Exercise goal →
Look for the word "JSON" in each line and report the count of matching lines, with nothing added.

-- begin --

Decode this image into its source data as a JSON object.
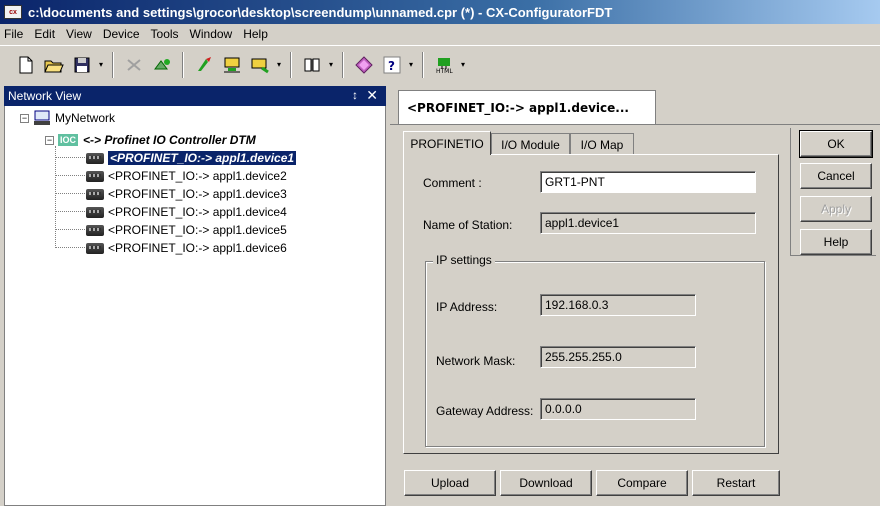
{
  "window": {
    "title": "c:\\documents and settings\\grocor\\desktop\\screendump\\unnamed.cpr (*)  - CX-ConfiguratorFDT",
    "app_icon_text": "cx"
  },
  "menu": [
    "File",
    "Edit",
    "View",
    "Device",
    "Tools",
    "Window",
    "Help"
  ],
  "toolbar": {
    "icons": [
      "new-icon",
      "open-icon",
      "save-icon",
      "cut-icon",
      "paste-icon",
      "connect-icon",
      "network-icon",
      "device-catalog-icon",
      "book-icon",
      "diamond-icon",
      "help-icon",
      "html-icon"
    ]
  },
  "network_view": {
    "title": "Network View",
    "pin": "↕",
    "close": "✕",
    "root": "MyNetwork",
    "controller_badge": "IOC",
    "controller": "<-> Profinet IO Controller DTM",
    "devices": [
      "<PROFINET_IO:-> appl1.device1",
      "<PROFINET_IO:-> appl1.device2",
      "<PROFINET_IO:-> appl1.device3",
      "<PROFINET_IO:-> appl1.device4",
      "<PROFINET_IO:-> appl1.device5",
      "<PROFINET_IO:-> appl1.device6"
    ],
    "selected_index": 0
  },
  "document_tab": "<PROFINET_IO:-> appl1.device...",
  "tabs": [
    "PROFINETIO",
    "I/O Module",
    "I/O Map"
  ],
  "form": {
    "comment_label": "Comment :",
    "comment_value": "GRT1-PNT",
    "station_label": "Name of Station:",
    "station_value": "appl1.device1",
    "ip_group_label": "IP settings",
    "ip_label": "IP Address:",
    "ip_value": "192.168.0.3",
    "mask_label": "Network Mask:",
    "mask_value": "255.255.255.0",
    "gateway_label": "Gateway Address:",
    "gateway_value": "0.0.0.0"
  },
  "side_buttons": {
    "ok": "OK",
    "cancel": "Cancel",
    "apply": "Apply",
    "help": "Help"
  },
  "bottom_buttons": {
    "upload": "Upload",
    "download": "Download",
    "compare": "Compare",
    "restart": "Restart"
  }
}
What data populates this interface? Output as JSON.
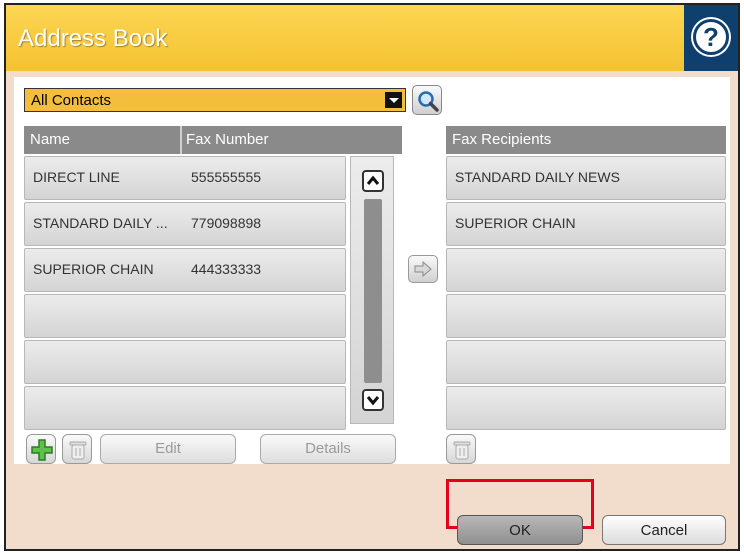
{
  "window": {
    "title": "Address Book",
    "help_icon": "question-mark-icon"
  },
  "filter": {
    "selected": "All Contacts",
    "search_icon": "magnifier-icon"
  },
  "contacts": {
    "headers": {
      "name": "Name",
      "fax": "Fax Number"
    },
    "rows": [
      {
        "name": "DIRECT LINE",
        "fax": "555555555"
      },
      {
        "name": "STANDARD DAILY ...",
        "fax": "779098898"
      },
      {
        "name": "SUPERIOR CHAIN",
        "fax": "444333333"
      },
      {
        "name": "",
        "fax": ""
      },
      {
        "name": "",
        "fax": ""
      },
      {
        "name": "",
        "fax": ""
      }
    ]
  },
  "recipients": {
    "header": "Fax Recipients",
    "rows": [
      "STANDARD DAILY NEWS",
      "SUPERIOR CHAIN",
      "",
      "",
      "",
      ""
    ]
  },
  "actions": {
    "edit": "Edit",
    "details": "Details"
  },
  "footer": {
    "ok": "OK",
    "cancel": "Cancel"
  },
  "colors": {
    "header": "#f4c232",
    "help_bg": "#0f3f6e",
    "dropdown": "#f4bd3c",
    "highlight": "#e2001a"
  }
}
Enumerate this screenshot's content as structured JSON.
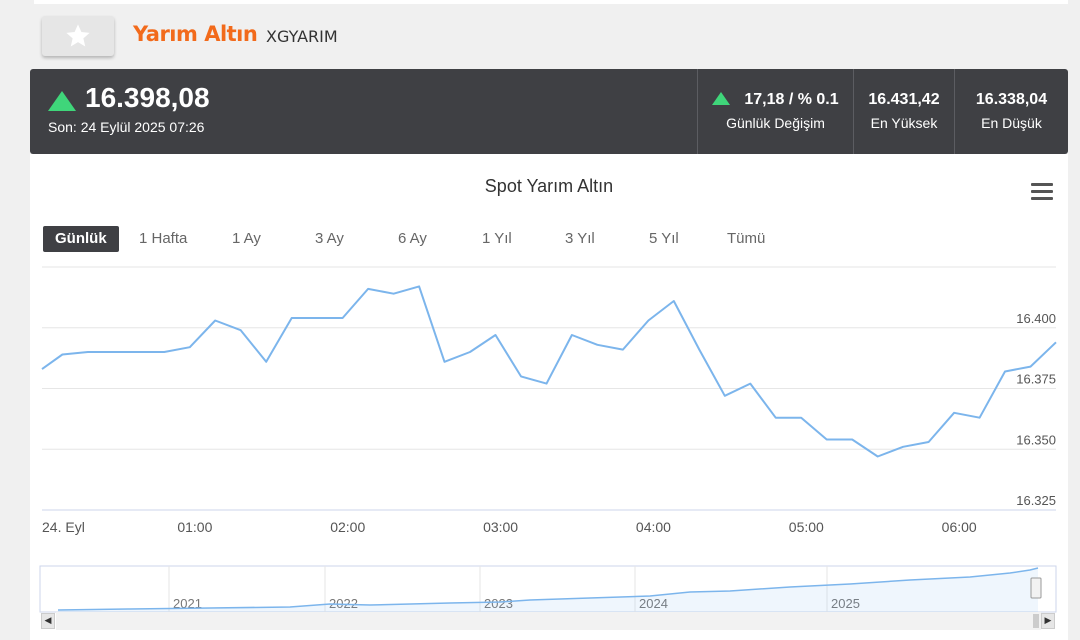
{
  "header": {
    "title": "Yarım Altın",
    "code": "XGYARIM",
    "favorite_icon": "star-icon"
  },
  "quote": {
    "price": "16.398,08",
    "last_update": "Son: 24 Eylül 2025 07:26",
    "direction": "up",
    "change": "17,18 / % 0.1",
    "change_label": "Günlük Değişim",
    "high": "16.431,42",
    "high_label": "En Yüksek",
    "low": "16.338,04",
    "low_label": "En Düşük",
    "colors": {
      "up": "#3fd67a",
      "bar_bg": "#3f4044",
      "title": "#f26a1b",
      "line": "#7cb5ec"
    }
  },
  "chart": {
    "title": "Spot Yarım Altın",
    "menu_icon": "hamburger-menu-icon",
    "ranges": [
      "Günlük",
      "1 Hafta",
      "1 Ay",
      "3 Ay",
      "6 Ay",
      "1 Yıl",
      "3 Yıl",
      "5 Yıl",
      "Tümü"
    ],
    "active_range": "Günlük"
  },
  "navigator": {
    "labels": [
      "2021",
      "2022",
      "2023",
      "2024",
      "2025"
    ],
    "left_arrow": "◀",
    "right_arrow": "▶"
  },
  "chart_data": {
    "type": "line",
    "title": "Spot Yarım Altın",
    "xlabel": "",
    "ylabel": "",
    "x_tick_labels": [
      "24. Eyl",
      "01:00",
      "02:00",
      "03:00",
      "04:00",
      "05:00",
      "06:00"
    ],
    "y_tick_labels": [
      "16.325",
      "16.350",
      "16.375",
      "16.400"
    ],
    "ylim": [
      16.325,
      16.425
    ],
    "xlim_minutes": [
      0,
      398
    ],
    "grid": true,
    "series": [
      {
        "x_minutes": [
          0,
          8,
          18,
          28,
          38,
          48,
          58,
          68,
          78,
          88,
          98,
          108,
          118,
          128,
          138,
          148,
          158,
          168,
          178,
          188,
          198,
          208,
          218,
          228,
          238,
          248,
          258,
          268,
          278,
          288,
          298,
          308,
          318,
          328,
          338,
          348,
          358,
          368,
          378,
          388,
          398
        ],
        "values": [
          16.383,
          16.389,
          16.39,
          16.39,
          16.39,
          16.39,
          16.392,
          16.403,
          16.399,
          16.386,
          16.404,
          16.404,
          16.404,
          16.416,
          16.414,
          16.417,
          16.386,
          16.39,
          16.397,
          16.38,
          16.377,
          16.397,
          16.393,
          16.391,
          16.403,
          16.411,
          16.391,
          16.372,
          16.377,
          16.363,
          16.363,
          16.354,
          16.354,
          16.347,
          16.351,
          16.353,
          16.365,
          16.363,
          16.382,
          16.384,
          16.394
        ]
      }
    ]
  }
}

-- end --

Written response →
3